## Exercise directions
Reproduce the material from its first line through the line holding "691, 984, 751]", both ends included, substituting "GALLONS CONSERVED" for "GALLONS SAVED" and changing nothing else. Return only those lines.

--- BEGIN Exercise inputs ---

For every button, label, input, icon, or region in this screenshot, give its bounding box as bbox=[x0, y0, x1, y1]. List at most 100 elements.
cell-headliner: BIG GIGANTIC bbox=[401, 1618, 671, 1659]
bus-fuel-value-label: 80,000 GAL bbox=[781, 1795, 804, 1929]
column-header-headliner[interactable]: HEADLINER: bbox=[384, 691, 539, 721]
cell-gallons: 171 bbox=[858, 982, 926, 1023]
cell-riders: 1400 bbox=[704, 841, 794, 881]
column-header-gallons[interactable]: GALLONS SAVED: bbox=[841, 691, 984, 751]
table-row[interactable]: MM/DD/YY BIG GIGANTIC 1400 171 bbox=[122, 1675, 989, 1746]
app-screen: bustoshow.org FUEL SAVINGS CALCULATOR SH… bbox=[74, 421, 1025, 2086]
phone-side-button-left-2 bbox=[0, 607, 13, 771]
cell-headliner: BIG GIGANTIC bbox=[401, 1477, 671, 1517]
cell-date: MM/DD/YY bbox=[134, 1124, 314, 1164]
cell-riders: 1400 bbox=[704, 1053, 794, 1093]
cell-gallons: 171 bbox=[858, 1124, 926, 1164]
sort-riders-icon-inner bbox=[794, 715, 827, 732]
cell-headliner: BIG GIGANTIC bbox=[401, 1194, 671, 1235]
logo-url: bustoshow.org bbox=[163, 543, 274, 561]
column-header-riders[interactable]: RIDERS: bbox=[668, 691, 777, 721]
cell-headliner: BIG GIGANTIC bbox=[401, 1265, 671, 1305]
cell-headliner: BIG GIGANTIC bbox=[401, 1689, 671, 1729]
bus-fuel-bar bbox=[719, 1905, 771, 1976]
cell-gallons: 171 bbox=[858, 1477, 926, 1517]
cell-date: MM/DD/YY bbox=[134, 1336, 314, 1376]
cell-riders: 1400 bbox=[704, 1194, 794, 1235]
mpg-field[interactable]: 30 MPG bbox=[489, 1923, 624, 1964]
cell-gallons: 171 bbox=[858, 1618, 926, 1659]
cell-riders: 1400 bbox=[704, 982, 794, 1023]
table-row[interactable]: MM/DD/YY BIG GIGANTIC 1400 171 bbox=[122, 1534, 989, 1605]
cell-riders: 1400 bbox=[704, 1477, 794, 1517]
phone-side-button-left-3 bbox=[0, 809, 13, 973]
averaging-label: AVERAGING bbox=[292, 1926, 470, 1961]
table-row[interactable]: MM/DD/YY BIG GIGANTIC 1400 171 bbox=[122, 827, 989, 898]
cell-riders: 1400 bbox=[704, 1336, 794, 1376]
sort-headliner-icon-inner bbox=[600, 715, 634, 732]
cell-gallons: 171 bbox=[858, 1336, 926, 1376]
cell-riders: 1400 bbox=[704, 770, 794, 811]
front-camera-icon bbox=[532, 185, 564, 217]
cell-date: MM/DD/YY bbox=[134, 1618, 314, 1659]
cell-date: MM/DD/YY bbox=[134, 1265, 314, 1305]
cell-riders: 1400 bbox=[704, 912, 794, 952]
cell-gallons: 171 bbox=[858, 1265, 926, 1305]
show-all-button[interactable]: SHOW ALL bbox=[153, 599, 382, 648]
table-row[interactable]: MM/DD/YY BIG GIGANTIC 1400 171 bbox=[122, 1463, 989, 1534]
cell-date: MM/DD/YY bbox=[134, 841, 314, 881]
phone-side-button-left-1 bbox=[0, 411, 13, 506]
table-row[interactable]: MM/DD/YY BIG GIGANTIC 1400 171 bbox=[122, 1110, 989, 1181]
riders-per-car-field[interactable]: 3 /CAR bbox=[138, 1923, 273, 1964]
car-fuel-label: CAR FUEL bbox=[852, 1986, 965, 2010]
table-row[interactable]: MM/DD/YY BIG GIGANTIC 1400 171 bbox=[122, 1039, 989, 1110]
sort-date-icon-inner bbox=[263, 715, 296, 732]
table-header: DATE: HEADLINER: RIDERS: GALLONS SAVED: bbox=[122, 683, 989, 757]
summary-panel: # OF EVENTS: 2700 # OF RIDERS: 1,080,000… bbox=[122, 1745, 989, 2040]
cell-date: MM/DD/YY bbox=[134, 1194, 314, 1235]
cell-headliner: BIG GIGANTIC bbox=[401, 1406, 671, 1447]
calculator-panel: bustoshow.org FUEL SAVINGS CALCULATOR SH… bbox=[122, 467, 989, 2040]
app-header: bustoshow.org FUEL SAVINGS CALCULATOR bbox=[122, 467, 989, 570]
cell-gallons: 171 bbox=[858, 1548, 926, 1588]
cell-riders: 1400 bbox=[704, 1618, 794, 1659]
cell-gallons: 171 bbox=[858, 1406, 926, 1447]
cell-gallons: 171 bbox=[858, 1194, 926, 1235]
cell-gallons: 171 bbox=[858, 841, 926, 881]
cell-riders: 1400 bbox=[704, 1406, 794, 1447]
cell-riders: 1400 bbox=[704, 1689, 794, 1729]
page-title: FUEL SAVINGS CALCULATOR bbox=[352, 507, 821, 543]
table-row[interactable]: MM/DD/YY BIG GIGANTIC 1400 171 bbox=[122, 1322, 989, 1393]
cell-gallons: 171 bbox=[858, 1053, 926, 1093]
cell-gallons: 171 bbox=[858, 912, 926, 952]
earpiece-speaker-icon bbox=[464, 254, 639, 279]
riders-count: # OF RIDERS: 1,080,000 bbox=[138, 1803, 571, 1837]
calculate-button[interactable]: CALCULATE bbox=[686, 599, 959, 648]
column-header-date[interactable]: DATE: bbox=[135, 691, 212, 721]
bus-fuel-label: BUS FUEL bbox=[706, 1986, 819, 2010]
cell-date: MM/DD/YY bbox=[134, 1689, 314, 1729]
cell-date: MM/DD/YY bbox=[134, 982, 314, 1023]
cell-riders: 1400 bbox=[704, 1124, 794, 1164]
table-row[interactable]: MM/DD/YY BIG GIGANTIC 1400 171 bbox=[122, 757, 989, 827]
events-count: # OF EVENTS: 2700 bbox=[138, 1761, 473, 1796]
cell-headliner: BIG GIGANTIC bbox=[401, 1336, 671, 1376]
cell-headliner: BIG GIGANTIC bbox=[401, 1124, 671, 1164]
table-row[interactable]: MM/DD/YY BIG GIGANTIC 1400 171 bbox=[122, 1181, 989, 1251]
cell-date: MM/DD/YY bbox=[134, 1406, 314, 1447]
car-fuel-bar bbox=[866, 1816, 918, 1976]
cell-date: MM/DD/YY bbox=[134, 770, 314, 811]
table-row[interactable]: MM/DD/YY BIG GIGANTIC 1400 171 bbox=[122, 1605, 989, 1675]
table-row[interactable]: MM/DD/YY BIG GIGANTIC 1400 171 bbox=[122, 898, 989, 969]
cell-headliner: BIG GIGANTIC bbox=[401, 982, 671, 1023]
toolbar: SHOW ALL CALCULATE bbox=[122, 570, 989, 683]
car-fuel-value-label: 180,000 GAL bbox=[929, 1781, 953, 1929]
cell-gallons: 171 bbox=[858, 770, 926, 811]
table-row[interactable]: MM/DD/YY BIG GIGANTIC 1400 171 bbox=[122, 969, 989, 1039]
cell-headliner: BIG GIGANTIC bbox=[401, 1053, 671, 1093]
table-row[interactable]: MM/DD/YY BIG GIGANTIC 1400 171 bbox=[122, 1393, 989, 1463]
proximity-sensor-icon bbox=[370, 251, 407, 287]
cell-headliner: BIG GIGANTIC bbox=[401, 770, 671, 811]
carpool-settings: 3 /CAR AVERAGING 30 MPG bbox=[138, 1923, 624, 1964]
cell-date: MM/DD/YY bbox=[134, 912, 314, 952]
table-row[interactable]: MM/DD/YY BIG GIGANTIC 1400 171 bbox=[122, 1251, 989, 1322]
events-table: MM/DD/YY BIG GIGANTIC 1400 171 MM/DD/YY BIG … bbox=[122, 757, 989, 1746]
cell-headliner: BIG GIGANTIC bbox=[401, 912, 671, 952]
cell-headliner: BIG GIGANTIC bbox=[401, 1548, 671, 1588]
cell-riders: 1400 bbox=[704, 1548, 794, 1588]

--- END Exercise inputs ---

## Worked solution
For every button, label, input, icon, or region in this screenshot, give its bounding box as bbox=[x0, y0, x1, y1]. List at most 100 elements.
cell-headliner: BIG GIGANTIC bbox=[401, 1618, 671, 1659]
bus-fuel-value-label: 80,000 GAL bbox=[781, 1795, 804, 1929]
column-header-headliner[interactable]: HEADLINER: bbox=[384, 691, 539, 721]
cell-gallons: 171 bbox=[858, 982, 926, 1023]
cell-riders: 1400 bbox=[704, 841, 794, 881]
column-header-gallons[interactable]: GALLONS CONSERVED: bbox=[841, 691, 984, 751]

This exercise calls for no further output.